DIRECTION:
Retype each of the entries below verbatim, leaving out the pictures.
########################################
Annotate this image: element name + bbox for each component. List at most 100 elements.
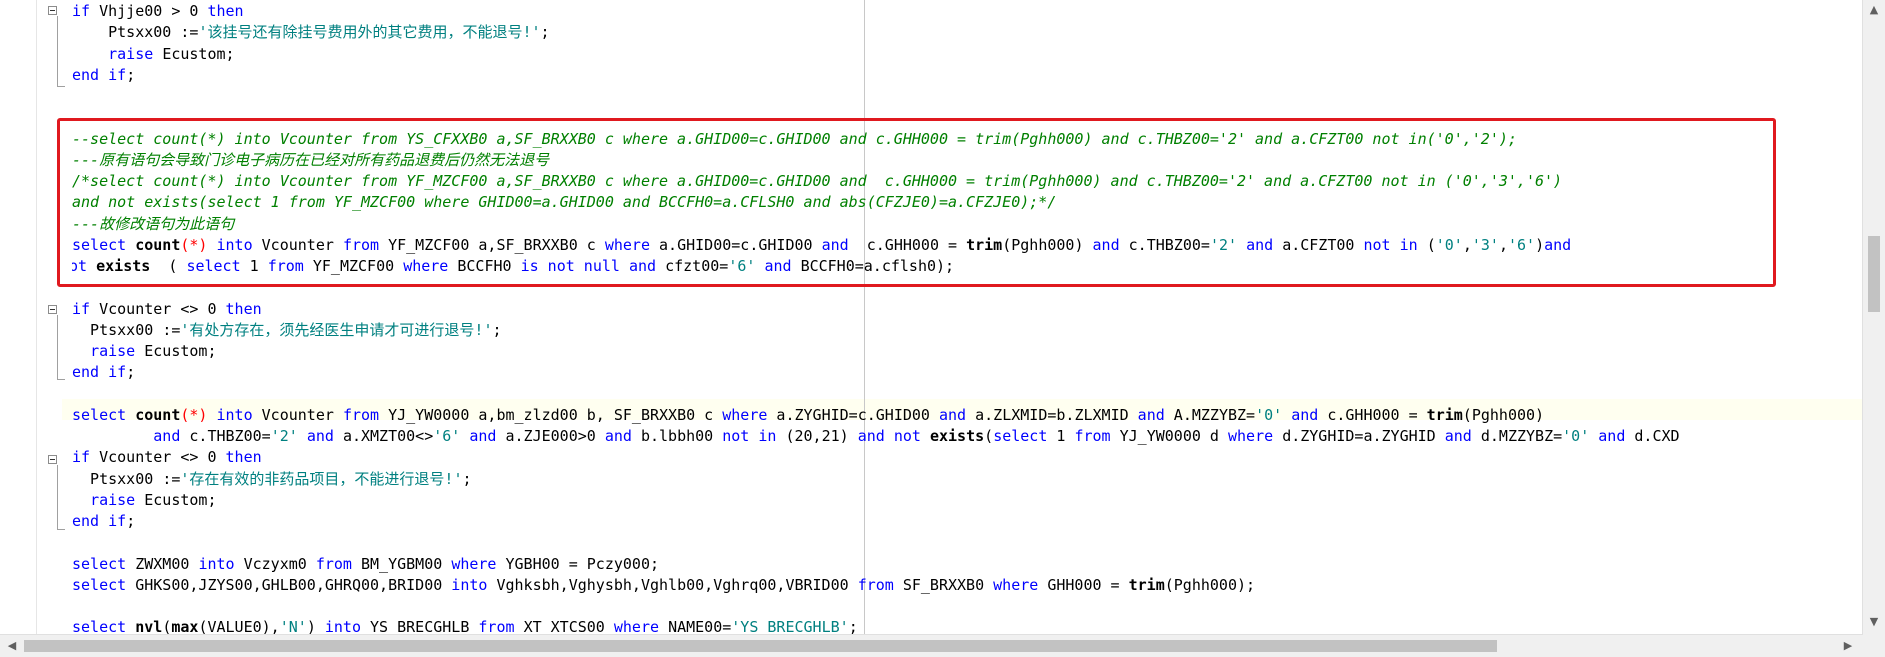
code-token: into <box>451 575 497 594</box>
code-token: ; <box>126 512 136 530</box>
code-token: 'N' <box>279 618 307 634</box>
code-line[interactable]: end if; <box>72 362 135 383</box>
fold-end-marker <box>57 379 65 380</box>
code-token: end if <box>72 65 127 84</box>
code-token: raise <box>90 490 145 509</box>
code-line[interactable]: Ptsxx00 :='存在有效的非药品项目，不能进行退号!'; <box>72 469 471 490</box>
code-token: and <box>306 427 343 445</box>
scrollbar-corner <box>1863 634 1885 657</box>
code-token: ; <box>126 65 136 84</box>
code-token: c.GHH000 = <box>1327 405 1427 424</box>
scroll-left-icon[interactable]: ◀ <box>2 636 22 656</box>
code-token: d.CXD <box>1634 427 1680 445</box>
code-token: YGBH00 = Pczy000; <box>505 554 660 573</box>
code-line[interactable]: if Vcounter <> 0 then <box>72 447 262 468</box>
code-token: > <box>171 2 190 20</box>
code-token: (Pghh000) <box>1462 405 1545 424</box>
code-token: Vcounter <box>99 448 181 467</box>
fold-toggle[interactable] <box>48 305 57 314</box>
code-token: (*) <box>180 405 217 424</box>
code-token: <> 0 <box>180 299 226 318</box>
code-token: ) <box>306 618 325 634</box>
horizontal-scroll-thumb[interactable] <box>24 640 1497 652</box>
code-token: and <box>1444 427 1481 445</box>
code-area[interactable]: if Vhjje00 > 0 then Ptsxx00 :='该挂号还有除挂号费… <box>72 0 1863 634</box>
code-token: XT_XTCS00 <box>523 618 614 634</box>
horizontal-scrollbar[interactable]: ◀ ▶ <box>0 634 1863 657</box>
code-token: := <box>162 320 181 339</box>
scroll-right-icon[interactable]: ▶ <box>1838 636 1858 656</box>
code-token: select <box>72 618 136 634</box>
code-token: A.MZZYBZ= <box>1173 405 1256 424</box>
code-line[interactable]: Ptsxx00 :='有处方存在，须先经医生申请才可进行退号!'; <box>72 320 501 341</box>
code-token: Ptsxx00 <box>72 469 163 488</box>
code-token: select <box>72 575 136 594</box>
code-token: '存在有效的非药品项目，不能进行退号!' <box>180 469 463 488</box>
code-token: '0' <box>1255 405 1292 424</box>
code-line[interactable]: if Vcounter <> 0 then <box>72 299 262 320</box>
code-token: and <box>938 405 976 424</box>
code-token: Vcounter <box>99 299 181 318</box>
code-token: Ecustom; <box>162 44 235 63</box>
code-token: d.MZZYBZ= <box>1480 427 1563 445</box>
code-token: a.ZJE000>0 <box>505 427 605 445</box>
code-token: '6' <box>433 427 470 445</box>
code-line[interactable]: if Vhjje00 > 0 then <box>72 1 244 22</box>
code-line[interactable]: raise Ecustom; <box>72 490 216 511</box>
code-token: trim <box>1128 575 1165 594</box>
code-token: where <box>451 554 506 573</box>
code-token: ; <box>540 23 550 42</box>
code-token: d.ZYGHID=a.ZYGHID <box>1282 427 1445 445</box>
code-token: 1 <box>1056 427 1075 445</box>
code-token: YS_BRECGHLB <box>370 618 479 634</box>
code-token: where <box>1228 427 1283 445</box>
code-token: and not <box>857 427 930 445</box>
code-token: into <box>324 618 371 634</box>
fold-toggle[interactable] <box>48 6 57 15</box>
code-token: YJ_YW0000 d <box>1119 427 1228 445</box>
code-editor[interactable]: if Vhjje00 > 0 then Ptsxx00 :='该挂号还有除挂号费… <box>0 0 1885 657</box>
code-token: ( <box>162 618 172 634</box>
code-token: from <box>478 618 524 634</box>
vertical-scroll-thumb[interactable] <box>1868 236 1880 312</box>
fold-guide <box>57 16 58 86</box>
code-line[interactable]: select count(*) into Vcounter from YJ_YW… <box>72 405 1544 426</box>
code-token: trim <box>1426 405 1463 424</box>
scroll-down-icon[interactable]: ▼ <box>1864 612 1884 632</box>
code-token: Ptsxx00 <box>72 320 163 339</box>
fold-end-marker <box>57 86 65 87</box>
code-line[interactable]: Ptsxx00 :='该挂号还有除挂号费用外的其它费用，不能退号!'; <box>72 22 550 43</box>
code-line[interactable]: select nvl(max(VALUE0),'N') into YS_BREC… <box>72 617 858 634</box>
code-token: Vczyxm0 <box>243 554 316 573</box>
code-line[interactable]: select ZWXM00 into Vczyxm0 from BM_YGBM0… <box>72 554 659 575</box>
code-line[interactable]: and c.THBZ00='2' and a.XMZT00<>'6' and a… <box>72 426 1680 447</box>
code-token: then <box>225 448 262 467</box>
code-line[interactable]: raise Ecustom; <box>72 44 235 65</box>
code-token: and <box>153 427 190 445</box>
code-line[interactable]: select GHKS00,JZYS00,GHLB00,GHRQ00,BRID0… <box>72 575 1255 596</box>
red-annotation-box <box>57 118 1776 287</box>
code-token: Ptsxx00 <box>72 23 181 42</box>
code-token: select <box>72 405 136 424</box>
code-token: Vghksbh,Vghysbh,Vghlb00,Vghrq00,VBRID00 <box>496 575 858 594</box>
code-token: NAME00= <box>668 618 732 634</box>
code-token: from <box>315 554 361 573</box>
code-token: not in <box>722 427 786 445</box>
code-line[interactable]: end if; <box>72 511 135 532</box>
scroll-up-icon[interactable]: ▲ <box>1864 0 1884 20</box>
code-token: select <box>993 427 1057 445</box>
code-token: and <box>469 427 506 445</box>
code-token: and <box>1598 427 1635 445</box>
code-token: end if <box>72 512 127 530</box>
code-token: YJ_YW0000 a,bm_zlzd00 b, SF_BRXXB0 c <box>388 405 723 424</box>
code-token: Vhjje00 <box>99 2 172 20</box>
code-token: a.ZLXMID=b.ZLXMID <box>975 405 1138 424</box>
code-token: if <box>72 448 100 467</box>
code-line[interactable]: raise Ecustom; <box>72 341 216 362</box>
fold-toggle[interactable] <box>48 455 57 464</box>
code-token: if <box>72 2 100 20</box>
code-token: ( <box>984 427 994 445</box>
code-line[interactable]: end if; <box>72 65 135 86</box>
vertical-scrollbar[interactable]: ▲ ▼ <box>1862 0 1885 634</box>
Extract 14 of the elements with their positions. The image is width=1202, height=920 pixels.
########################################
OUTPUT OF THE EXERCISE:
Annotate this image: element name + bbox for each component. List at most 100 elements.
code-token: into <box>451 575 497 594</box>
code-token: ; <box>126 512 136 530</box>
code-token: 'N' <box>279 618 307 634</box>
code-line[interactable]: end if; <box>72 362 135 383</box>
fold-end-marker <box>57 379 65 380</box>
code-token: end if <box>72 65 127 84</box>
code-token: raise <box>90 490 145 509</box>
code-line[interactable]: Ptsxx00 :='存在有效的非药品项目，不能进行退号!'; <box>72 469 471 490</box>
code-token: and <box>306 427 343 445</box>
scrollbar-corner <box>1863 634 1885 657</box>
code-token: ; <box>126 65 136 84</box>
code-token: c.GHH000 = <box>1327 405 1427 424</box>
scroll-left-icon[interactable]: ◀ <box>2 636 22 656</box>
code-token: d.CXD <box>1634 427 1680 445</box>
code-token: YGBH00 = Pczy000; <box>505 554 660 573</box>
code-line[interactable]: if Vcounter <> 0 then <box>72 447 262 468</box>
code-token: > <box>171 2 190 20</box>
code-token: (Pghh000) <box>1462 405 1545 424</box>
code-token: Vcounter <box>99 448 181 467</box>
fold-toggle[interactable] <box>48 305 57 314</box>
code-token: (*) <box>180 405 217 424</box>
code-token: <> 0 <box>180 299 226 318</box>
code-token: ) <box>306 618 325 634</box>
horizontal-scroll-thumb[interactable] <box>24 640 1497 652</box>
code-token: and <box>1444 427 1481 445</box>
code-area[interactable]: if Vhjje00 > 0 then Ptsxx00 :='该挂号还有除挂号费… <box>72 0 1863 634</box>
code-token: XT_XTCS00 <box>523 618 614 634</box>
horizontal-scrollbar[interactable]: ◀ ▶ <box>0 634 1863 657</box>
code-token: := <box>162 320 181 339</box>
scroll-right-icon[interactable]: ▶ <box>1838 636 1858 656</box>
code-token: select <box>72 618 136 634</box>
code-token: A.MZZYBZ= <box>1173 405 1256 424</box>
code-line[interactable]: Ptsxx00 :='有处方存在，须先经医生申请才可进行退号!'; <box>72 320 501 341</box>
code-token: Ptsxx00 <box>72 469 163 488</box>
code-token: select <box>72 575 136 594</box>
code-token: '存在有效的非药品项目，不能进行退号!' <box>180 469 463 488</box>
code-token: '0' <box>1255 405 1292 424</box>
code-line[interactable]: if Vcounter <> 0 then <box>72 299 262 320</box>
code-token: and <box>938 405 976 424</box>
code-token: Vcounter <box>99 299 181 318</box>
code-token: Ecustom; <box>162 44 235 63</box>
code-token: d.MZZYBZ= <box>1480 427 1563 445</box>
code-token: a.ZJE000>0 <box>505 427 605 445</box>
code-token: '6' <box>433 427 470 445</box>
code-line[interactable]: if Vhjje00 > 0 then <box>72 1 244 22</box>
code-line[interactable]: raise Ecustom; <box>72 490 216 511</box>
code-token: trim <box>1128 575 1165 594</box>
code-token: where <box>451 554 506 573</box>
code-token: ; <box>540 23 550 42</box>
code-token: d.ZYGHID=a.ZYGHID <box>1282 427 1445 445</box>
code-token: 1 <box>1056 427 1075 445</box>
code-token: YS_BRECGHLB <box>370 618 479 634</box>
code-token: where <box>1228 427 1283 445</box>
code-token: and not <box>857 427 930 445</box>
code-token: into <box>324 618 371 634</box>
fold-toggle[interactable] <box>48 6 57 15</box>
code-token: YJ_YW0000 d <box>1119 427 1228 445</box>
code-editor[interactable]: if Vhjje00 > 0 then Ptsxx00 :='该挂号还有除挂号费… <box>0 0 1885 657</box>
code-token: ( <box>162 618 172 634</box>
code-token: from <box>478 618 524 634</box>
vertical-scroll-thumb[interactable] <box>1868 236 1880 312</box>
fold-guide <box>57 16 58 86</box>
code-line[interactable]: select count(*) into Vcounter from YJ_YW… <box>72 405 1544 426</box>
code-token: trim <box>1426 405 1463 424</box>
scroll-down-icon[interactable]: ▼ <box>1864 612 1884 632</box>
code-token: Ptsxx00 <box>72 320 163 339</box>
fold-end-marker <box>57 86 65 87</box>
code-line[interactable]: Ptsxx00 :='该挂号还有除挂号费用外的其它费用，不能退号!'; <box>72 22 550 43</box>
code-line[interactable]: select nvl(max(VALUE0),'N') into YS_BREC… <box>72 617 858 634</box>
code-token: Vczyxm0 <box>243 554 316 573</box>
code-line[interactable]: select ZWXM00 into Vczyxm0 from BM_YGBM0… <box>72 554 659 575</box>
code-line[interactable]: and c.THBZ00='2' and a.XMZT00<>'6' and a… <box>72 426 1680 447</box>
code-token: then <box>225 448 262 467</box>
code-line[interactable]: raise Ecustom; <box>72 44 235 65</box>
code-token: and <box>153 427 190 445</box>
code-line[interactable]: select GHKS00,JZYS00,GHLB00,GHRQ00,BRID0… <box>72 575 1255 596</box>
red-annotation-box <box>57 118 1776 287</box>
code-token: Ptsxx00 <box>72 23 181 42</box>
code-token: select <box>72 405 136 424</box>
code-token: Vghksbh,Vghysbh,Vghlb00,Vghrq00,VBRID00 <box>496 575 858 594</box>
code-token: NAME00= <box>668 618 732 634</box>
code-token: from <box>315 554 361 573</box>
code-token: not in <box>722 427 786 445</box>
code-line[interactable]: end if; <box>72 511 135 532</box>
scroll-up-icon[interactable]: ▲ <box>1864 0 1884 20</box>
code-token: select <box>993 427 1057 445</box>
code-token: and <box>469 427 506 445</box>
code-token: and <box>1598 427 1635 445</box>
code-token: end if <box>72 512 127 530</box>
code-token: YJ_YW0000 a,bm_zlzd00 b, SF_BRXXB0 c <box>388 405 723 424</box>
code-token: Vhjje00 <box>99 2 172 20</box>
code-token: a.ZLXMID=b.ZLXMID <box>975 405 1138 424</box>
code-token: if <box>72 448 100 467</box>
code-line[interactable]: raise Ecustom; <box>72 341 216 362</box>
fold-toggle[interactable] <box>48 455 57 464</box>
code-token: if <box>72 2 100 20</box>
code-token: ( <box>984 427 994 445</box>
code-line[interactable]: end if; <box>72 65 135 86</box>
vertical-scrollbar[interactable]: ▲ ▼ <box>1862 0 1885 634</box>
Extract 14 of the elements with their positions. The image is width=1202, height=920 pixels.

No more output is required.